== INFORMATION SUPPLIED
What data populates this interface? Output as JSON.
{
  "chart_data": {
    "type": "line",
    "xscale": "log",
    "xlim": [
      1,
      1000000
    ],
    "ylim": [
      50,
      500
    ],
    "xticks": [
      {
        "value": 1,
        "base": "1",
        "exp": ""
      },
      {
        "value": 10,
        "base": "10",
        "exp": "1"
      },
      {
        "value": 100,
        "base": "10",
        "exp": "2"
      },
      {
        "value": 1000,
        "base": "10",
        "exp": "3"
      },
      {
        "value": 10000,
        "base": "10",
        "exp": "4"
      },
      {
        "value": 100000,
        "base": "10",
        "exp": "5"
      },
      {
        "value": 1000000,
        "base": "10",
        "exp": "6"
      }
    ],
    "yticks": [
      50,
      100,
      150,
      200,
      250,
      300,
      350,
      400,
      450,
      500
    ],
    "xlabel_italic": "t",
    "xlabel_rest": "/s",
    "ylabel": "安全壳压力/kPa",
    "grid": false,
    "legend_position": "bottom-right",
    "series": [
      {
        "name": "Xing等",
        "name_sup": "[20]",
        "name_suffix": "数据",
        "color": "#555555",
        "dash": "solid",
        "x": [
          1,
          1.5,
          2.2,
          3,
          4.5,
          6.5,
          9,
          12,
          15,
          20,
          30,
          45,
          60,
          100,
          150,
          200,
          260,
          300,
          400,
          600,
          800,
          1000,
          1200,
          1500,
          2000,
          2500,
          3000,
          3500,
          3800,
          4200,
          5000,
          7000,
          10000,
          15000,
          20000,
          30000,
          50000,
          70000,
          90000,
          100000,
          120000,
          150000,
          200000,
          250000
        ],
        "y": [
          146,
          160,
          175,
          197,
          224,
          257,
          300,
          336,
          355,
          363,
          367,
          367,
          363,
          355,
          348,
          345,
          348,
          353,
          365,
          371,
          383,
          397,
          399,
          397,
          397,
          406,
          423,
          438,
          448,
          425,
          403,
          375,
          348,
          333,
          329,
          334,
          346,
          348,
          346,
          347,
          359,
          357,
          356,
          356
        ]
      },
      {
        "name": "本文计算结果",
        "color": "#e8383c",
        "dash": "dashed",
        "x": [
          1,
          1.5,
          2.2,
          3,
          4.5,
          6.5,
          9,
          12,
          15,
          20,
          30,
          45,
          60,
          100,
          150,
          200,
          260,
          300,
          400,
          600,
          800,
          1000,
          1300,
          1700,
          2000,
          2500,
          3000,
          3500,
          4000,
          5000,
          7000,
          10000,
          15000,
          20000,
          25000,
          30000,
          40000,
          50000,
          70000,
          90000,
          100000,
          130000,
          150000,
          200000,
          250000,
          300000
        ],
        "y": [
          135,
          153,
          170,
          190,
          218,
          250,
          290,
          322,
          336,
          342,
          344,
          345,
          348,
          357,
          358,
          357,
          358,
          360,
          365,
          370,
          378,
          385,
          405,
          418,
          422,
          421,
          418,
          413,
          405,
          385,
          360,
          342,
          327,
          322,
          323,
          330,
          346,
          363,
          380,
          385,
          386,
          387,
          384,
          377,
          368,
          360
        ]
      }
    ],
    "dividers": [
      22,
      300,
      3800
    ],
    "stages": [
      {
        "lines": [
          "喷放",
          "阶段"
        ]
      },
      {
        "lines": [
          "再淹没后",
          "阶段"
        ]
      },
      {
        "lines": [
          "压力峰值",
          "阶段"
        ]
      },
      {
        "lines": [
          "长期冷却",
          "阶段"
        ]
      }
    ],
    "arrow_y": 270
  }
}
====
Write out the entries above once more, without altering anything.

What data populates this interface? Output as JSON.
{
  "chart_data": {
    "type": "line",
    "xscale": "log",
    "xlim": [
      1,
      1000000
    ],
    "ylim": [
      50,
      500
    ],
    "xticks": [
      {
        "value": 1,
        "base": "1",
        "exp": ""
      },
      {
        "value": 10,
        "base": "10",
        "exp": "1"
      },
      {
        "value": 100,
        "base": "10",
        "exp": "2"
      },
      {
        "value": 1000,
        "base": "10",
        "exp": "3"
      },
      {
        "value": 10000,
        "base": "10",
        "exp": "4"
      },
      {
        "value": 100000,
        "base": "10",
        "exp": "5"
      },
      {
        "value": 1000000,
        "base": "10",
        "exp": "6"
      }
    ],
    "yticks": [
      50,
      100,
      150,
      200,
      250,
      300,
      350,
      400,
      450,
      500
    ],
    "xlabel_italic": "t",
    "xlabel_rest": "/s",
    "ylabel": "安全壳压力/kPa",
    "grid": false,
    "legend_position": "bottom-right",
    "series": [
      {
        "name": "Xing等",
        "name_sup": "[20]",
        "name_suffix": "数据",
        "color": "#555555",
        "dash": "solid",
        "x": [
          1,
          1.5,
          2.2,
          3,
          4.5,
          6.5,
          9,
          12,
          15,
          20,
          30,
          45,
          60,
          100,
          150,
          200,
          260,
          300,
          400,
          600,
          800,
          1000,
          1200,
          1500,
          2000,
          2500,
          3000,
          3500,
          3800,
          4200,
          5000,
          7000,
          10000,
          15000,
          20000,
          30000,
          50000,
          70000,
          90000,
          100000,
          120000,
          150000,
          200000,
          250000
        ],
        "y": [
          146,
          160,
          175,
          197,
          224,
          257,
          300,
          336,
          355,
          363,
          367,
          367,
          363,
          355,
          348,
          345,
          348,
          353,
          365,
          371,
          383,
          397,
          399,
          397,
          397,
          406,
          423,
          438,
          448,
          425,
          403,
          375,
          348,
          333,
          329,
          334,
          346,
          348,
          346,
          347,
          359,
          357,
          356,
          356
        ]
      },
      {
        "name": "本文计算结果",
        "color": "#e8383c",
        "dash": "dashed",
        "x": [
          1,
          1.5,
          2.2,
          3,
          4.5,
          6.5,
          9,
          12,
          15,
          20,
          30,
          45,
          60,
          100,
          150,
          200,
          260,
          300,
          400,
          600,
          800,
          1000,
          1300,
          1700,
          2000,
          2500,
          3000,
          3500,
          4000,
          5000,
          7000,
          10000,
          15000,
          20000,
          25000,
          30000,
          40000,
          50000,
          70000,
          90000,
          100000,
          130000,
          150000,
          200000,
          250000,
          300000
        ],
        "y": [
          135,
          153,
          170,
          190,
          218,
          250,
          290,
          322,
          336,
          342,
          344,
          345,
          348,
          357,
          358,
          357,
          358,
          360,
          365,
          370,
          378,
          385,
          405,
          418,
          422,
          421,
          418,
          413,
          405,
          385,
          360,
          342,
          327,
          322,
          323,
          330,
          346,
          363,
          380,
          385,
          386,
          387,
          384,
          377,
          368,
          360
        ]
      }
    ],
    "dividers": [
      22,
      300,
      3800
    ],
    "stages": [
      {
        "lines": [
          "喷放",
          "阶段"
        ]
      },
      {
        "lines": [
          "再淹没后",
          "阶段"
        ]
      },
      {
        "lines": [
          "压力峰值",
          "阶段"
        ]
      },
      {
        "lines": [
          "长期冷却",
          "阶段"
        ]
      }
    ],
    "arrow_y": 270
  }
}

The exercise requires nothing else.